■ Page extract
I started by searching on the WIPO website for a common Japanese term used in a patent that I translated yesterday. I searched for the term 記録制御手段 (kiroku seigyo shudan = recording control means), a technical term that I selected at random from my most recent translation that I just finished the day before. Out of 26 patent applications displayed, I selected the first one: WO/2009/084116 (Recording Device, Portable Device, Recording Program, and Recording Method, filed by Fujitsu, Ltd.) and then I translated paragraph 6 from Japanese to English using the Google Translate function because this was the first paragraph with a somewhat long, meaningful description. Item A below is the original text in Japanese, Item B is my translation, and Item C is machine translation obtained with the Google Translate function.
Item A – Original Text in Japanese
携帯装置に搭載されているＴＶ受信機能及びその記録機能を用いて放送番組を受信し、記録する場合には、移動中に放送受信や記録ができる利点があるもの の、場所や時間によっては、電界状態や受信感度の影響を受け、記録画像の不鮮明や、録音劣化等の不都合がある。画像品質が悪い場合、その状況を表すメッ セージを画面上に表示（特許文献１）しても、ユーザが記録を切望している場合には斯かるメッセージは無意味であるし、電界強度が低下した場合に記録を停止 することは（特許文献２、特許文献３）、この場合もユーザが記録を切望している場合には、ユーザの期待を裏切ることになる。画像品質の良否、記録の要否は 番組内容やユーザによって異なるものである。このため、記録停止や画像劣化を表すメッセージを自動表示したり、それを記録することは、記録の有効利用を損 う等、ユーザの要請に沿っているとは言えない。
Item B – My Translation
Portable devices equipped with a TV reception function use this function and a recording function to record broadcast programs. Although the advantage of these devices is that programs can be received and recorded while the devices are being moved, the status of the electromagnetic field and the reception signal sensitivity can by influenced by the location or by the time, and the disadvantage is that the recorded image is in some cases not clear, or that the sound quality can deteriorate, etc. If the user really wants to record something when the image quality is poor even though messages indicating this status are displayed on the screen (Patent Reference 1), the messages may be meaningless. However, when recording is stopped if the intensity of the electric field is decreased (Patent Reference 2, Patent Reference 3), the user will be greatly disappointed if there is no recording. When the image quality is poor, whether the recording will or will not be required will depend on the content and on the user. Therefore, when recording is performed while messages are automatically displayed prompting to stop recording or indicating a poor image, the recording may no longer be useful since the recording is not necessarily performed according to what the user really wants.
Item C – MT Text Obtained with Google Translate
Is the machine for Mobile TV to receive broadcast program for recording function and its receive function, if recorded, despite the advantage of recording and broadcast reception during the move, the place and time, the field affected states and receive sensitivity, and smearing the image recording, the recording deterioration disadvantages. If image quality is poor, a message on the screen represent the situation (Patent Document 1) but then if you are keen to record the user message is meaningless Magical biggest cotton textile, electric field strength decreases If you stop the recording (Patent Document 2, Patent Document 3), if you are keen to record the user in this case, users will be disappointed. Quality of image quality, the necessity of recorded programs which vary depending on the content and user. Therefore, you can view messages automatically stops recording and representing the image degradation, to record it, and harm the effective use of records, along with the request that the user can not say.

■ Problems to solve
(A) In one to three sentences, explain why paragraph 6 of the Fujitsu patent was the one chosen for the translation comparison.
(B) Carry on the translation comparison, picking up right after its final sentence.
The entries after this point come from a separate source.

■ Data section
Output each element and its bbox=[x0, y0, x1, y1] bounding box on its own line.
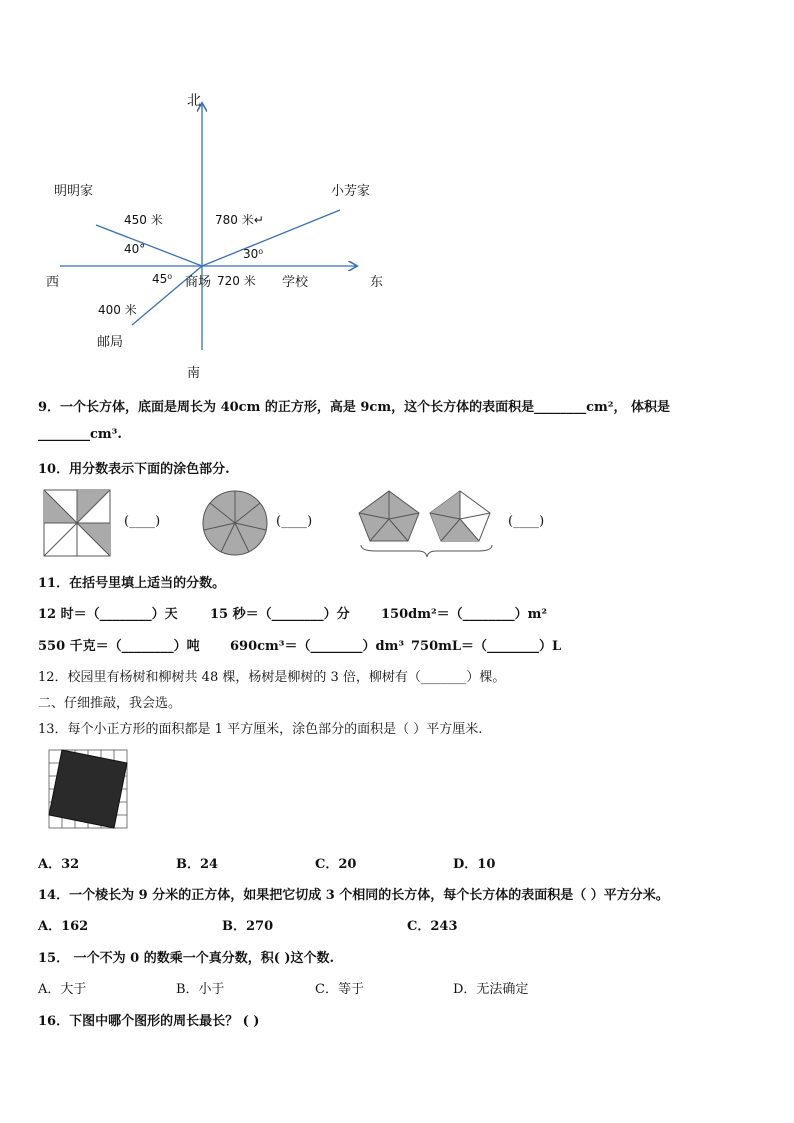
shaded-circle-figure bbox=[201, 489, 269, 557]
q15-option-a[interactable]: A．大于 bbox=[38, 982, 87, 997]
label-angle-45: 45⁰ bbox=[152, 272, 173, 286]
q11-item-f: 750mL＝（________）L bbox=[411, 639, 562, 654]
q15-option-b[interactable]: B．小于 bbox=[176, 982, 225, 997]
q13-option-c[interactable]: C．20 bbox=[315, 857, 357, 872]
question-13-title: 13．每个小正方形的面积都是 1 平方厘米，涂色部分的面积是（ ）平方厘米. bbox=[38, 722, 483, 737]
label-angle-30: 30⁰ bbox=[243, 247, 264, 261]
q14-option-a[interactable]: A．162 bbox=[38, 919, 89, 934]
label-south: 南 bbox=[187, 366, 201, 381]
q11-item-b: 15 秒＝（________）分 bbox=[210, 607, 350, 622]
label-school: 学校 bbox=[282, 275, 309, 290]
label-angle-40: 40° bbox=[124, 242, 146, 256]
question-11-title: 11．在括号里填上适当的分数。 bbox=[38, 576, 226, 591]
label-mall: 商场 bbox=[185, 275, 212, 290]
label-post: 邮局 bbox=[97, 335, 124, 350]
q15-option-c[interactable]: C．等于 bbox=[315, 982, 364, 997]
question-14-title: 14．一个棱长为 9 分米的正方体，如果把它切成 3 个相同的长方体，每个长方体的表面积是（ ）平方分米。 bbox=[38, 888, 669, 903]
label-400m: 400 米 bbox=[98, 303, 137, 317]
q11-item-c: 150dm²＝（________）m² bbox=[381, 607, 548, 622]
label-east: 东 bbox=[370, 275, 384, 290]
question-16: 16．下图中哪个图形的周长最长？ ( ) bbox=[38, 1014, 260, 1029]
label-720m: 720 米 bbox=[217, 274, 256, 288]
q13-option-a[interactable]: A．32 bbox=[38, 857, 80, 872]
label-xiaofang: 小芳家 bbox=[331, 184, 371, 199]
q14-option-c[interactable]: C．243 bbox=[407, 919, 458, 934]
q11-item-e: 690cm³＝（________）dm³ bbox=[230, 639, 405, 654]
question-10-title: 10．用分数表示下面的涂色部分. bbox=[38, 462, 230, 477]
label-west: 西 bbox=[46, 275, 60, 290]
label-780m: 780 米↵ bbox=[215, 213, 264, 227]
shaded-square-figure bbox=[43, 489, 113, 559]
q11-item-a: 12 时＝（________）天 bbox=[38, 607, 178, 622]
blank-circle[interactable]: (____) bbox=[276, 514, 313, 529]
q15-option-d[interactable]: D．无法确定 bbox=[453, 982, 529, 997]
section-2-heading: 二、仔细推敲，我会选。 bbox=[38, 696, 182, 711]
label-mingming: 明明家 bbox=[54, 184, 94, 199]
question-15-title: 15． 一个不为 0 的数乘一个真分数，积( )这个数. bbox=[38, 951, 335, 966]
line-to-mingming bbox=[96, 225, 202, 266]
q13-option-d[interactable]: D．10 bbox=[453, 857, 496, 872]
blank-square[interactable]: (____) bbox=[124, 514, 161, 529]
q11-item-d: 550 千克＝（________）吨 bbox=[38, 639, 200, 654]
label-450m: 450 米 bbox=[124, 213, 163, 227]
direction-diagram bbox=[0, 0, 794, 380]
question-9-line2: ________cm³. bbox=[38, 427, 122, 442]
blank-pentagons[interactable]: (____) bbox=[508, 514, 545, 529]
question-9-line1: 9．一个长方体，底面是周长为 40cm 的正方形，高是 9cm，这个长方体的表面积是________cm²， 体积是 bbox=[38, 400, 670, 415]
question-12: 12．校园里有杨树和柳树共 48 棵，杨树是柳树的 3 倍，柳树有（_______）棵。 bbox=[38, 670, 506, 685]
q13-option-b[interactable]: B．24 bbox=[176, 857, 219, 872]
shaded-pentagons-figure bbox=[356, 489, 496, 559]
grid-shaded-square-figure bbox=[48, 749, 130, 831]
q14-option-b[interactable]: B．270 bbox=[222, 919, 274, 934]
label-north: 北 bbox=[187, 93, 201, 109]
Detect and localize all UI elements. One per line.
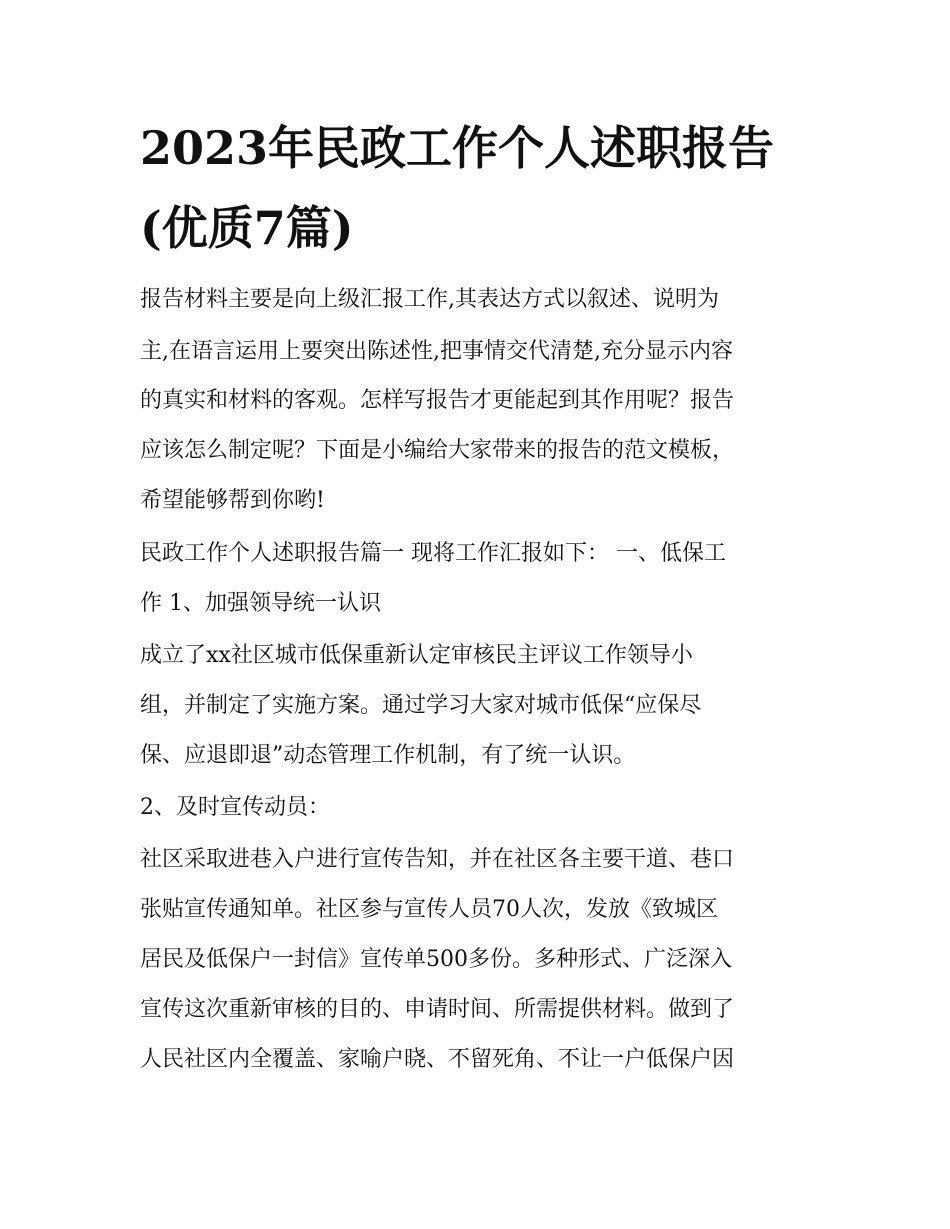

■ The replies
(A) Paragraph 6 was chosen because it was the first paragraph in the patent that had a somewhat long, meaningful description.

(B)
If you read my translation first and then read the Google translation, you can more or less understand and follow the meaning of the Google MT product. Even if you don’t read my translation first, you would probably be able to understand most of the translation produced by the Google software. The MT function is very useful considering that the alternative here for people who don’t know Japanese, which means most people on this planet except those who happen to be Japanese or foreigners who spent decades trying to learn the language, would be – no information about the Japanese text at all. But I must say, the quality of the MT product is not very different from the result of the MT software that I used for a similar test on the JPO website 10 years ago, see my article for Translation Journal from July of 2000. Although Google Translate uses a radically different statistical approach to machine translation, the result is in my opinion not very different from other types of MT software and in some cases it may be even worse than what one would expect from Systran-based machine translation tools such as Yahoo Babel Fish, see next paragraph.
The Magical Biggest Cotton Textile Mystery
I have no idea how this “magical biggest cotton textile” ended up in the Google translation. There is nothing even remotely similar to this wording in the Japanese text. I sometime look at machine translations from the JPO website, for example if I want to make sure that I did not skip anything, which is a mistake that human translators will often make. I sometime see hilarious bloopers in the MT product on the JPO website, but if I carefully read the Japanese text, I can always trace the origin of the nonsensical English formulation back to an unfortunate (or fortunate if you appreciate the entertainment value) sly combination of Japanese characters. But not in this case. Is this “magical biggest cotton textile” a contamination that is specific to the statistical model? Can somebody enlighten me as to what might have happened here? I would really appreciate it.
Disclaimer – There Is No Such Thing As A Perfect Translation
My translation is only my interpretation of the original Japanese text. Other translators could translate the same text somewhat differently, and I could have translated it differently under different circumstance – for example, this morning I had two large cups of coffee so far (French Roast purchased from my friendly local Food Lion supermarket, which is in fact a Belgian Company although I yet have to meet a Virginian or North Carolinian who actually knows that). With 3 cups, or with a different brand of coffee, the resulting translation could be a little different. But unlike Google’s MT product celebrated frequently in newspapers as “the new tool that will eliminate the language barrier”, I do believe that my translation expresses what the author of the patent application wanted to say in Japanese.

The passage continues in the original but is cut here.